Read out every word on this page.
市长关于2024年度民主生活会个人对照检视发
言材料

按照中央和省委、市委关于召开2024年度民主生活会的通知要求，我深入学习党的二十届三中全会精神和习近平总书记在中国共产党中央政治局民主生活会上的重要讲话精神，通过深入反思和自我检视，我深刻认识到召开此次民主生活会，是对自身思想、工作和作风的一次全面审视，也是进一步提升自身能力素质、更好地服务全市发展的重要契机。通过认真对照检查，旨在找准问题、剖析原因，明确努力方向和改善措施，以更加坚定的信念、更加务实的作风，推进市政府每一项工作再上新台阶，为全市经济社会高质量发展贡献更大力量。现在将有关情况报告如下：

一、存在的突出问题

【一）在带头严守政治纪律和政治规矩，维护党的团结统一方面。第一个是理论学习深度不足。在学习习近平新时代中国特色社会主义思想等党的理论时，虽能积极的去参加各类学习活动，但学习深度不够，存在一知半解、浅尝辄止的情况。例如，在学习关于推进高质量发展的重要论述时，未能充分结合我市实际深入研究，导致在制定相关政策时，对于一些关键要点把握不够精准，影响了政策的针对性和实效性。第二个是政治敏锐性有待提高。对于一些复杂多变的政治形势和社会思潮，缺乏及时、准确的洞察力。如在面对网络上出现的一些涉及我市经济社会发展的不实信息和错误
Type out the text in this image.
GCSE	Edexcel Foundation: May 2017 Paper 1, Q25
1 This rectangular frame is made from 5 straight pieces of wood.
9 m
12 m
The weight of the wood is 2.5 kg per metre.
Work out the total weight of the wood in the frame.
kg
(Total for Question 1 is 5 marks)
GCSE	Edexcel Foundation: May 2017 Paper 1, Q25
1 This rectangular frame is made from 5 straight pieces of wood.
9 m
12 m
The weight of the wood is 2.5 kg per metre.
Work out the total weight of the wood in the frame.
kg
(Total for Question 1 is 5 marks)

------------------------------

[INSTRUCTION] Return all the data exactly as given.

[RESULT FOR THIS TASK]
Read out every word on this page.
市长关于2024年度民主生活会个人对照检视发
言材料

按照中央和省委、市委关于召开2024年度民主生活会的通知要求，我深入学习党的二十届三中全会精神和习近平总书记在中国共产党中央政治局民主生活会上的重要讲话精神，通过深入反思和自我检视，我深刻认识到召开此次民主生活会，是对自身思想、工作和作风的一次全面审视，也是进一步提升自身能力素质、更好地服务全市发展的重要契机。通过认真对照检查，旨在找准问题、剖析原因，明确努力方向和改善措施，以更加坚定的信念、更加务实的作风，推进市政府每一项工作再上新台阶，为全市经济社会高质量发展贡献更大力量。现在将有关情况报告如下：

一、存在的突出问题

【一）在带头严守政治纪律和政治规矩，维护党的团结统一方面。第一个是理论学习深度不足。在学习习近平新时代中国特色社会主义思想等党的理论时，虽能积极的去参加各类学习活动，但学习深度不够，存在一知半解、浅尝辄止的情况。例如，在学习关于推进高质量发展的重要论述时，未能充分结合我市实际深入研究，导致在制定相关政策时，对于一些关键要点把握不够精准，影响了政策的针对性和实效性。第二个是政治敏锐性有待提高。对于一些复杂多变的政治形势和社会思潮，缺乏及时、准确的洞察力。如在面对网络上出现的一些涉及我市经济社会发展的不实信息和错误
Type out the text in this image.
GCSE	Edexcel Foundation: May 2017 Paper 1, Q25
1 This rectangular frame is made from 5 straight pieces of wood.
9 m
12 m
The weight of the wood is 2.5 kg per metre.
Work out the total weight of the wood in the frame.
kg
(Total for Question 1 is 5 marks)
GCSE	Edexcel Foundation: May 2017 Paper 1, Q25
1 This rectangular frame is made from 5 straight pieces of wood.
9 m
12 m
The weight of the wood is 2.5 kg per metre.
Work out the total weight of the wood in the frame.
kg
(Total for Question 1 is 5 marks)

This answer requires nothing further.